→ **EXERCISE GOAL**
Reproduce the listing that follows with no differences at all.

|---|

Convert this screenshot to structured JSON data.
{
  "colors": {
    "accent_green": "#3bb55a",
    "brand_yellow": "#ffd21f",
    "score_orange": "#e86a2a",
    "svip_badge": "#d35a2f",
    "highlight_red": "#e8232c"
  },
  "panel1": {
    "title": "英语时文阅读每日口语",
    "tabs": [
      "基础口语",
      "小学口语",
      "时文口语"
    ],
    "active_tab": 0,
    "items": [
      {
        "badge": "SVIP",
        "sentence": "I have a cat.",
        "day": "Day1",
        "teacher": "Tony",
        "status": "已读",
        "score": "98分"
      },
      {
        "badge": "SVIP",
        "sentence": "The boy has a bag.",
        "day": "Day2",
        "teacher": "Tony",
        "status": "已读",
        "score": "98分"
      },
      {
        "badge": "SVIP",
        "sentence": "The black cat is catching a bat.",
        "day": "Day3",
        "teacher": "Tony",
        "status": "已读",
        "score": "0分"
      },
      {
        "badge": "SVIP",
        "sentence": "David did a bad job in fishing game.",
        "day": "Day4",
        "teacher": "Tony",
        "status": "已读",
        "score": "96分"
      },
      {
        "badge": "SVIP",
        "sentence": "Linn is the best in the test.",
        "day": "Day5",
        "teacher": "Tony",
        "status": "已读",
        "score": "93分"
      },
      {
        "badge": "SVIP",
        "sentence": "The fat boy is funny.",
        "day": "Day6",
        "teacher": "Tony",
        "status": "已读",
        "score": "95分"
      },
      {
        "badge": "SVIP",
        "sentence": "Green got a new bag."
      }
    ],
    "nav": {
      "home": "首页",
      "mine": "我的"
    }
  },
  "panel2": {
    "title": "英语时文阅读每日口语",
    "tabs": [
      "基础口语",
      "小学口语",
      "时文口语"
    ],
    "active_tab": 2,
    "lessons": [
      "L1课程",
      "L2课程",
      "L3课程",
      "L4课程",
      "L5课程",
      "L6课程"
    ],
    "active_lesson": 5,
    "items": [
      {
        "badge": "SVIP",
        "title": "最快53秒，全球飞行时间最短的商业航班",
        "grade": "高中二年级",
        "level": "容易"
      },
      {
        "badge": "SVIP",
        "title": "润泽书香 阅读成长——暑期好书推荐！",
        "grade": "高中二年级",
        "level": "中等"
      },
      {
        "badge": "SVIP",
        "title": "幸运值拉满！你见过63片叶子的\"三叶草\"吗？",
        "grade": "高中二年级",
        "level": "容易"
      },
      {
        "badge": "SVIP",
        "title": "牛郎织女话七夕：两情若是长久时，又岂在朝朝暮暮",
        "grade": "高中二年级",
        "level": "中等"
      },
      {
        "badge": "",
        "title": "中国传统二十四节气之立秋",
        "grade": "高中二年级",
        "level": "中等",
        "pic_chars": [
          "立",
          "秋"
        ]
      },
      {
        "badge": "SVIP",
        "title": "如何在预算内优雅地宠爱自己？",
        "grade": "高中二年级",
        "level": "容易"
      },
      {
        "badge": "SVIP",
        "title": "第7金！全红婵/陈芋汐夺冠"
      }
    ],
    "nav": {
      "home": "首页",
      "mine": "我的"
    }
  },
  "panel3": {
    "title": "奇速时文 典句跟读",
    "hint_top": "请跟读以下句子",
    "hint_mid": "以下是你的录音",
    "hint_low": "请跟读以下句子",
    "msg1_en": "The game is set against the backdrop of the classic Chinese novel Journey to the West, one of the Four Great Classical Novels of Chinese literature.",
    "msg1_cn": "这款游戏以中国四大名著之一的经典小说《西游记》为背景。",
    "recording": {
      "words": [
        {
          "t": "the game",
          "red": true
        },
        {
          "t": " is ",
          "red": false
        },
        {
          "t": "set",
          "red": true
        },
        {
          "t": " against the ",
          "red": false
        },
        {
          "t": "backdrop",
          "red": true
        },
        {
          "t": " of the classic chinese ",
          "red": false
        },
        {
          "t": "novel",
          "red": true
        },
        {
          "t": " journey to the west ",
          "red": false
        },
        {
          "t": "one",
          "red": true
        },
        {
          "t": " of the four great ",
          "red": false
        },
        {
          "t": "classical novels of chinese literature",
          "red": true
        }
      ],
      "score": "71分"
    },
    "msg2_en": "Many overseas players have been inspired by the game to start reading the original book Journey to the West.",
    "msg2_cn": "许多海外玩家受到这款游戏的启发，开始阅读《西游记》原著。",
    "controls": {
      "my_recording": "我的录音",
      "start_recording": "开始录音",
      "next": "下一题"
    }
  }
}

|---|

→ **RESULT OF THIS TASK**
Convert this screenshot to structured JSON data.
{
  "colors": {
    "accent_green": "#3bb55a",
    "brand_yellow": "#ffd21f",
    "score_orange": "#e86a2a",
    "svip_badge": "#d35a2f",
    "highlight_red": "#e8232c"
  },
  "panel1": {
    "title": "英语时文阅读每日口语",
    "tabs": [
      "基础口语",
      "小学口语",
      "时文口语"
    ],
    "active_tab": 0,
    "items": [
      {
        "badge": "SVIP",
        "sentence": "I have a cat.",
        "day": "Day1",
        "teacher": "Tony",
        "status": "已读",
        "score": "98分"
      },
      {
        "badge": "SVIP",
        "sentence": "The boy has a bag.",
        "day": "Day2",
        "teacher": "Tony",
        "status": "已读",
        "score": "98分"
      },
      {
        "badge": "SVIP",
        "sentence": "The black cat is catching a bat.",
        "day": "Day3",
        "teacher": "Tony",
        "status": "已读",
        "score": "0分"
      },
      {
        "badge": "SVIP",
        "sentence": "David did a bad job in fishing game.",
        "day": "Day4",
        "teacher": "Tony",
        "status": "已读",
        "score": "96分"
      },
      {
        "badge": "SVIP",
        "sentence": "Linn is the best in the test.",
        "day": "Day5",
        "teacher": "Tony",
        "status": "已读",
        "score": "93分"
      },
      {
        "badge": "SVIP",
        "sentence": "The fat boy is funny.",
        "day": "Day6",
        "teacher": "Tony",
        "status": "已读",
        "score": "95分"
      },
      {
        "badge": "SVIP",
        "sentence": "Green got a new bag."
      }
    ],
    "nav": {
      "home": "首页",
      "mine": "我的"
    }
  },
  "panel2": {
    "title": "英语时文阅读每日口语",
    "tabs": [
      "基础口语",
      "小学口语",
      "时文口语"
    ],
    "active_tab": 2,
    "lessons": [
      "L1课程",
      "L2课程",
      "L3课程",
      "L4课程",
      "L5课程",
      "L6课程"
    ],
    "active_lesson": 5,
    "items": [
      {
        "badge": "SVIP",
        "title": "最快53秒，全球飞行时间最短的商业航班",
        "grade": "高中二年级",
        "level": "容易"
      },
      {
        "badge": "SVIP",
        "title": "润泽书香 阅读成长——暑期好书推荐！",
        "grade": "高中二年级",
        "level": "中等"
      },
      {
        "badge": "SVIP",
        "title": "幸运值拉满！你见过63片叶子的\"三叶草\"吗？",
        "grade": "高中二年级",
        "level": "容易"
      },
      {
        "badge": "SVIP",
        "title": "牛郎织女话七夕：两情若是长久时，又岂在朝朝暮暮",
        "grade": "高中二年级",
        "level": "中等"
      },
      {
        "badge": "",
        "title": "中国传统二十四节气之立秋",
        "grade": "高中二年级",
        "level": "中等",
        "pic_chars": [
          "立",
          "秋"
        ]
      },
      {
        "badge": "SVIP",
        "title": "如何在预算内优雅地宠爱自己？",
        "grade": "高中二年级",
        "level": "容易"
      },
      {
        "badge": "SVIP",
        "title": "第7金！全红婵/陈芋汐夺冠"
      }
    ],
    "nav": {
      "home": "首页",
      "mine": "我的"
    }
  },
  "panel3": {
    "title": "奇速时文 典句跟读",
    "hint_top": "请跟读以下句子",
    "hint_mid": "以下是你的录音",
    "hint_low": "请跟读以下句子",
    "msg1_en": "The game is set against the backdrop of the classic Chinese novel Journey to the West, one of the Four Great Classical Novels of Chinese literature.",
    "msg1_cn": "这款游戏以中国四大名著之一的经典小说《西游记》为背景。",
    "recording": {
      "words": [
        {
          "t": "the game",
          "red": true
        },
        {
          "t": " is ",
          "red": false
        },
        {
          "t": "set",
          "red": true
        },
        {
          "t": " against the ",
          "red": false
        },
        {
          "t": "backdrop",
          "red": true
        },
        {
          "t": " of the classic chinese ",
          "red": false
        },
        {
          "t": "novel",
          "red": true
        },
        {
          "t": " journey to the west ",
          "red": false
        },
        {
          "t": "one",
          "red": true
        },
        {
          "t": " of the four great ",
          "red": false
        },
        {
          "t": "classical novels of chinese literature",
          "red": true
        }
      ],
      "score": "71分"
    },
    "msg2_en": "Many overseas players have been inspired by the game to start reading the original book Journey to the West.",
    "msg2_cn": "许多海外玩家受到这款游戏的启发，开始阅读《西游记》原著。",
    "controls": {
      "my_recording": "我的录音",
      "start_recording": "开始录音",
      "next": "下一题"
    }
  }
}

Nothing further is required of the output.